- _Work to be completed_
Show every line in the entries below where the word "text" appears.

====== Input for this task ======

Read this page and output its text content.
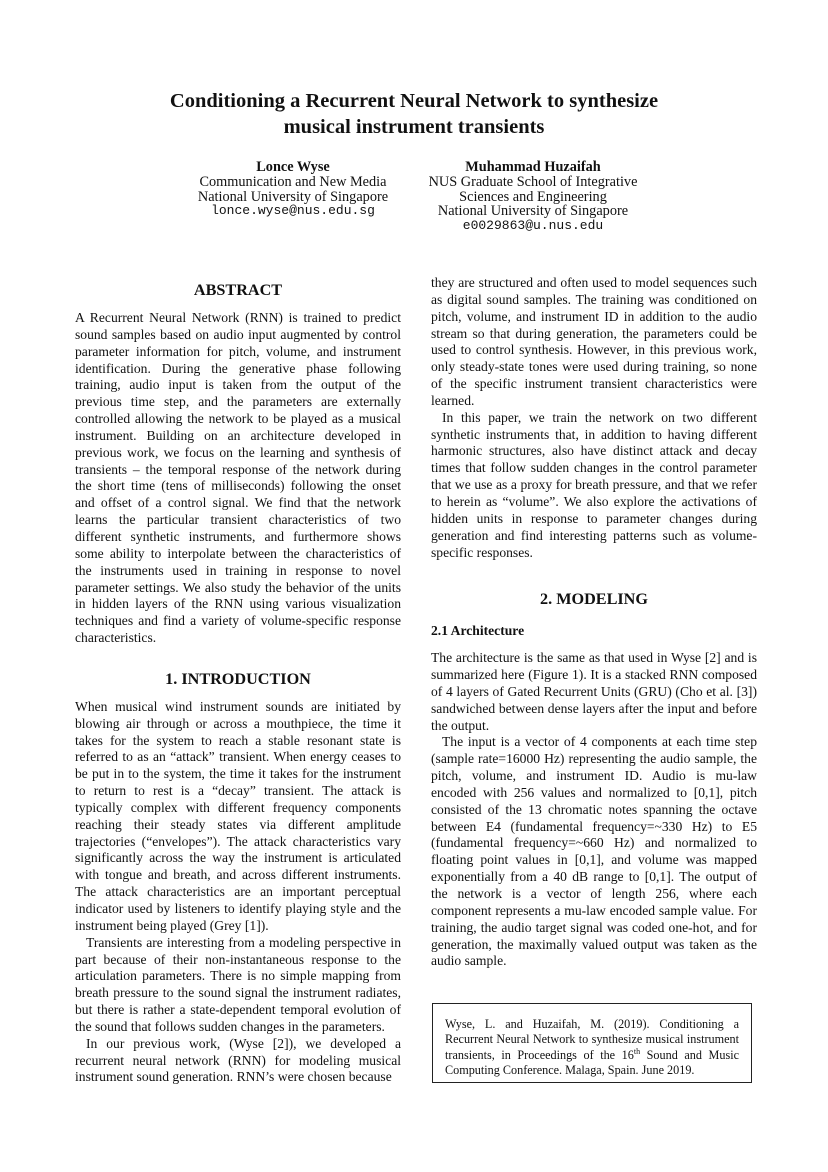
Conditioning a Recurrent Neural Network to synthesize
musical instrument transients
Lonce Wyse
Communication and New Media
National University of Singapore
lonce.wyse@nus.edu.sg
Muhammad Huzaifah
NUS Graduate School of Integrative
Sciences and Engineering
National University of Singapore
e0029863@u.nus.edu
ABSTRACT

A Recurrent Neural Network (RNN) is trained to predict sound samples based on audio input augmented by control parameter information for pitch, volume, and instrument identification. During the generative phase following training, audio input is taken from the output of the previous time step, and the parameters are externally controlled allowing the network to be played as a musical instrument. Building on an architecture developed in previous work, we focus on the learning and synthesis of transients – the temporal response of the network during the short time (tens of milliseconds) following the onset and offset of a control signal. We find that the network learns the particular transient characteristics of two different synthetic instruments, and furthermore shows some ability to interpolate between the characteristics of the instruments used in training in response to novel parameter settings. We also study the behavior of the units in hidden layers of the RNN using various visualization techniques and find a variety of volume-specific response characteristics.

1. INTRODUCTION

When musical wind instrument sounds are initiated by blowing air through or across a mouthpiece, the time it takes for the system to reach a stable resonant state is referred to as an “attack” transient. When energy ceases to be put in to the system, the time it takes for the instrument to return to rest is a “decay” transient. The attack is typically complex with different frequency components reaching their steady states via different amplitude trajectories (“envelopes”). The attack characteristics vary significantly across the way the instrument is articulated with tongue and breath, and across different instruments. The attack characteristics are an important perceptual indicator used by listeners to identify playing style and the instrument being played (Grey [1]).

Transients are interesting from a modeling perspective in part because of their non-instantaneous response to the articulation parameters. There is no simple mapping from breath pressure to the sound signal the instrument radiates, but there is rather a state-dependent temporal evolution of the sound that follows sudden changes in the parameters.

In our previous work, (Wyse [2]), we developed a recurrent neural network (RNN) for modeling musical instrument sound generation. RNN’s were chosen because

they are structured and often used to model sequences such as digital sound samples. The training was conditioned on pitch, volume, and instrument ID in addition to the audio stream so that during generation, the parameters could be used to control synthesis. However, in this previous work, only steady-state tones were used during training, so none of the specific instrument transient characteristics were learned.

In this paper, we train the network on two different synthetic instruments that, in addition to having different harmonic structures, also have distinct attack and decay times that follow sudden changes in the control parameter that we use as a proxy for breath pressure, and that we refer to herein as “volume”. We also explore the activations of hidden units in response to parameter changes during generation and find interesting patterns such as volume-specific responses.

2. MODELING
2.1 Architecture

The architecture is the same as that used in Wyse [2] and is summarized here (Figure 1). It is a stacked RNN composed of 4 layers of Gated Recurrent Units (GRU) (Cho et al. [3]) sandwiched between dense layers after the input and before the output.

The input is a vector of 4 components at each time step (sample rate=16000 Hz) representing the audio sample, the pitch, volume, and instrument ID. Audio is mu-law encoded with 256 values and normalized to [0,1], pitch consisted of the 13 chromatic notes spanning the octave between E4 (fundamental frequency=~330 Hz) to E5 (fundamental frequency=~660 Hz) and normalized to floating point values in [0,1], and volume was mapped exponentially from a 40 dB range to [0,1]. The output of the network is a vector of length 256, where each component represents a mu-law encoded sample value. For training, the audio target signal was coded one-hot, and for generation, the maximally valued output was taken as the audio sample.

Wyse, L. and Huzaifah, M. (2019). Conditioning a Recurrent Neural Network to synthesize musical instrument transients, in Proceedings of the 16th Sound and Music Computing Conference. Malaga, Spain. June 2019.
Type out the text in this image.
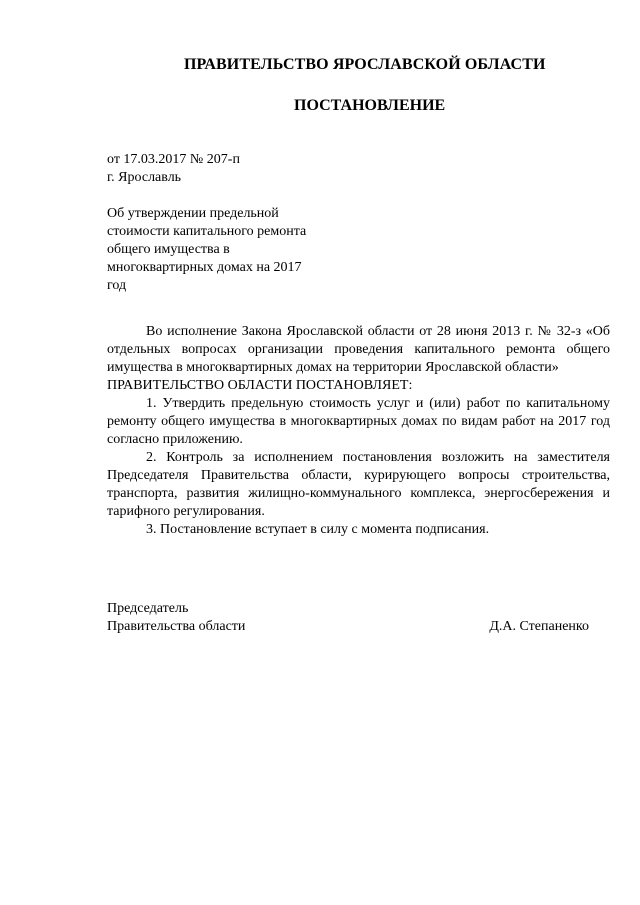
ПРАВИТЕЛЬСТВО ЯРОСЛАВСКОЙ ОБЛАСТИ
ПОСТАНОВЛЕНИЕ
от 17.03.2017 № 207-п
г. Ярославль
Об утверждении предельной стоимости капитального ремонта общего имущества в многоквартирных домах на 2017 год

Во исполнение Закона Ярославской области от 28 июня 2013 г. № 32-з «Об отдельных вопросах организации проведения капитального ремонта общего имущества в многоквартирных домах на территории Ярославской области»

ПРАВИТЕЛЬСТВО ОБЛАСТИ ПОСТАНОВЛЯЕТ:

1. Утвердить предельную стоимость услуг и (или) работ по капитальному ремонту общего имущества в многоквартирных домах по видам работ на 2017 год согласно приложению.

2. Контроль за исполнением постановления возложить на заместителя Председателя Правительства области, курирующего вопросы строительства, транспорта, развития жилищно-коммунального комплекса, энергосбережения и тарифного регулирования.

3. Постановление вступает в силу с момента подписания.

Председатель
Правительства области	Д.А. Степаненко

======

- _Correct answer_
Read this page and output its text content.
Type out the text in this image.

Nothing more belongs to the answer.